What is required: Below you will find a set of lines. Repeat them all exactly.

Exercise materials:
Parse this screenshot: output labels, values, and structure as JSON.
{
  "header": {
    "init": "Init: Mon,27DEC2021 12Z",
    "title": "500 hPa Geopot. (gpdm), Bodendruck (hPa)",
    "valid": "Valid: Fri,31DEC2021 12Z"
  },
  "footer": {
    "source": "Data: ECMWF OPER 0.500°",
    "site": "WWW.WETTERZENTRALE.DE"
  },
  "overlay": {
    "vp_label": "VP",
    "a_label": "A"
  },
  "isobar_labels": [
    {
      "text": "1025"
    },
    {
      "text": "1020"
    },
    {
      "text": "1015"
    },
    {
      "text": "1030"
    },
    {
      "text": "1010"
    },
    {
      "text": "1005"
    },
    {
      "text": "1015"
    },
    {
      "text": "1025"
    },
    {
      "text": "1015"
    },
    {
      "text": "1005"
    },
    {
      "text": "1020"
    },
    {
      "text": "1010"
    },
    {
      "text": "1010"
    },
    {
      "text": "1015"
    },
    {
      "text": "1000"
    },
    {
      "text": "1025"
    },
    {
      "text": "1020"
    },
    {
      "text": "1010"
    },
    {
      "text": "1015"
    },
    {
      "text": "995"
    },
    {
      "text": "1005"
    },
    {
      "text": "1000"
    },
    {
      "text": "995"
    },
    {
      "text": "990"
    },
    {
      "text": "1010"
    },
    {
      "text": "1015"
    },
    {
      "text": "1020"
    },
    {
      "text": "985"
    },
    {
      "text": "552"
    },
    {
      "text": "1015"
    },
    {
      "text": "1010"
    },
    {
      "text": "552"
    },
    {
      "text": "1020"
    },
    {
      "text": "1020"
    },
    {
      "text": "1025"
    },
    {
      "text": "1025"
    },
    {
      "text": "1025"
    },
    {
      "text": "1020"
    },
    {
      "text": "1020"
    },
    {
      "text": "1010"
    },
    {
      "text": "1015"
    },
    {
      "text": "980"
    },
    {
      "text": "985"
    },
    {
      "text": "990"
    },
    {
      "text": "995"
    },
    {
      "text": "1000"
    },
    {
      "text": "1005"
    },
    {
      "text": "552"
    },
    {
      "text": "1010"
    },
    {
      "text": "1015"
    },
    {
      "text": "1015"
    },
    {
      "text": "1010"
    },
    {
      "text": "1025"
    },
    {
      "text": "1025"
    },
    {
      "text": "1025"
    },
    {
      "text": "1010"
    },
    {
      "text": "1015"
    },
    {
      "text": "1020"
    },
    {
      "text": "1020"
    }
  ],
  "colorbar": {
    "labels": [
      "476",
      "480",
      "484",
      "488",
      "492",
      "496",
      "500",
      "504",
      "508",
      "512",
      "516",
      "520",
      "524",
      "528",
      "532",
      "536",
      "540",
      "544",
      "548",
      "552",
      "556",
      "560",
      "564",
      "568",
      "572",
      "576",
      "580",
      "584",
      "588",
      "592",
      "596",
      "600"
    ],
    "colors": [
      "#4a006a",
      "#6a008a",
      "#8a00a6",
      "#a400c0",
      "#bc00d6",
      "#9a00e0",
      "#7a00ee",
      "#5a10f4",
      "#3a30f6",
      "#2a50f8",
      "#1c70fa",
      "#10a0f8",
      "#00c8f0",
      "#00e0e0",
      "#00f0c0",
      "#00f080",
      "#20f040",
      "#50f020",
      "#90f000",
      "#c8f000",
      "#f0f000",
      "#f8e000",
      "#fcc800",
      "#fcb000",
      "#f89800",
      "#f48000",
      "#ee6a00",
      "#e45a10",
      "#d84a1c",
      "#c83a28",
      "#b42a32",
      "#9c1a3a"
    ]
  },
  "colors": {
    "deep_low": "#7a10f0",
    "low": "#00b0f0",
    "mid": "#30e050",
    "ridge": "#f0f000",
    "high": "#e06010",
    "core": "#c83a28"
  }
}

The result:
Parse this screenshot: output labels, values, and structure as JSON.
{
  "header": {
    "init": "Init: Mon,27DEC2021 12Z",
    "title": "500 hPa Geopot. (gpdm), Bodendruck (hPa)",
    "valid": "Valid: Fri,31DEC2021 12Z"
  },
  "footer": {
    "source": "Data: ECMWF OPER 0.500°",
    "site": "WWW.WETTERZENTRALE.DE"
  },
  "overlay": {
    "vp_label": "VP",
    "a_label": "A"
  },
  "isobar_labels": [
    {
      "text": "1025"
    },
    {
      "text": "1020"
    },
    {
      "text": "1015"
    },
    {
      "text": "1030"
    },
    {
      "text": "1010"
    },
    {
      "text": "1005"
    },
    {
      "text": "1015"
    },
    {
      "text": "1025"
    },
    {
      "text": "1015"
    },
    {
      "text": "1005"
    },
    {
      "text": "1020"
    },
    {
      "text": "1010"
    },
    {
      "text": "1010"
    },
    {
      "text": "1015"
    },
    {
      "text": "1000"
    },
    {
      "text": "1025"
    },
    {
      "text": "1020"
    },
    {
      "text": "1010"
    },
    {
      "text": "1015"
    },
    {
      "text": "995"
    },
    {
      "text": "1005"
    },
    {
      "text": "1000"
    },
    {
      "text": "995"
    },
    {
      "text": "990"
    },
    {
      "text": "1010"
    },
    {
      "text": "1015"
    },
    {
      "text": "1020"
    },
    {
      "text": "985"
    },
    {
      "text": "552"
    },
    {
      "text": "1015"
    },
    {
      "text": "1010"
    },
    {
      "text": "552"
    },
    {
      "text": "1020"
    },
    {
      "text": "1020"
    },
    {
      "text": "1025"
    },
    {
      "text": "1025"
    },
    {
      "text": "1025"
    },
    {
      "text": "1020"
    },
    {
      "text": "1020"
    },
    {
      "text": "1010"
    },
    {
      "text": "1015"
    },
    {
      "text": "980"
    },
    {
      "text": "985"
    },
    {
      "text": "990"
    },
    {
      "text": "995"
    },
    {
      "text": "1000"
    },
    {
      "text": "1005"
    },
    {
      "text": "552"
    },
    {
      "text": "1010"
    },
    {
      "text": "1015"
    },
    {
      "text": "1015"
    },
    {
      "text": "1010"
    },
    {
      "text": "1025"
    },
    {
      "text": "1025"
    },
    {
      "text": "1025"
    },
    {
      "text": "1010"
    },
    {
      "text": "1015"
    },
    {
      "text": "1020"
    },
    {
      "text": "1020"
    }
  ],
  "colorbar": {
    "labels": [
      "476",
      "480",
      "484",
      "488",
      "492",
      "496",
      "500",
      "504",
      "508",
      "512",
      "516",
      "520",
      "524",
      "528",
      "532",
      "536",
      "540",
      "544",
      "548",
      "552",
      "556",
      "560",
      "564",
      "568",
      "572",
      "576",
      "580",
      "584",
      "588",
      "592",
      "596",
      "600"
    ],
    "colors": [
      "#4a006a",
      "#6a008a",
      "#8a00a6",
      "#a400c0",
      "#bc00d6",
      "#9a00e0",
      "#7a00ee",
      "#5a10f4",
      "#3a30f6",
      "#2a50f8",
      "#1c70fa",
      "#10a0f8",
      "#00c8f0",
      "#00e0e0",
      "#00f0c0",
      "#00f080",
      "#20f040",
      "#50f020",
      "#90f000",
      "#c8f000",
      "#f0f000",
      "#f8e000",
      "#fcc800",
      "#fcb000",
      "#f89800",
      "#f48000",
      "#ee6a00",
      "#e45a10",
      "#d84a1c",
      "#c83a28",
      "#b42a32",
      "#9c1a3a"
    ]
  },
  "colors": {
    "deep_low": "#7a10f0",
    "low": "#00b0f0",
    "mid": "#30e050",
    "ridge": "#f0f000",
    "high": "#e06010",
    "core": "#c83a28"
  }
}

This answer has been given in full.